» **WHAT IS ASKED**:
Pictures stay out; everything else in the records below is copied exactly.

» **DATASET CONTENT**:

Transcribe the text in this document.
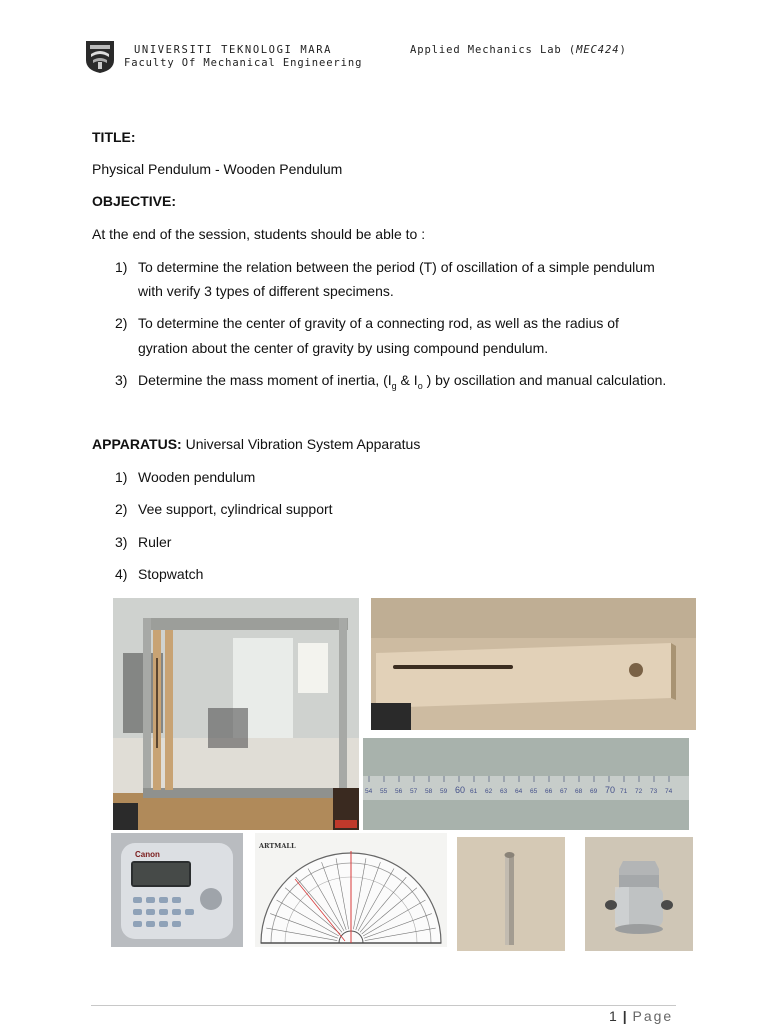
UNIVERSITI TEKNOLOGI MARA
Faculty Of Mechanical Engineering
Applied Mechanics Lab (MEC424)
TITLE:
Physical Pendulum - Wooden Pendulum
OBJECTIVE:
At the end of the session, students should be able to :
1) To determine the relation between the period (T) of oscillation of a simple pendulum
with verify 3 types of different specimens.
2) To determine the center of gravity of a connecting rod, as well as the radius of
gyration about the center of gravity by using compound pendulum.
3) Determine the mass moment of inertia, ($I_g$ & $I_o$ ) by oscillation and manual calculation.
APPARATUS: Universal Vibration System Apparatus
1) Wooden pendulum
2) Vee support, cylindrical support
3) Ruler
4) Stopwatch
54 55 56 57 58 59 60 61 62 63 64 65 66 67 68 69 70 71 72 73 74
Canon
ARTMALL
1 | Page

» **THE ANSWER**:
Transcribe the text in this document.
UNIVERSITI TEKNOLOGI MARA
Faculty Of Mechanical Engineering
Applied Mechanics Lab (MEC424)
TITLE:
Physical Pendulum - Wooden Pendulum
OBJECTIVE:
At the end of the session, students should be able to :
1) To determine the relation between the period (T) of oscillation of a simple pendulum
with verify 3 types of different specimens.
2) To determine the center of gravity of a connecting rod, as well as the radius of
gyration about the center of gravity by using compound pendulum.
3) Determine the mass moment of inertia, ($I_g$ & $I_o$ ) by oscillation and manual calculation.
APPARATUS: Universal Vibration System Apparatus
1) Wooden pendulum
2) Vee support, cylindrical support
3) Ruler
4) Stopwatch
54 55 56 57 58 59 60 61 62 63 64 65 66 67 68 69 70 71 72 73 74
Canon
ARTMALL
1 | Page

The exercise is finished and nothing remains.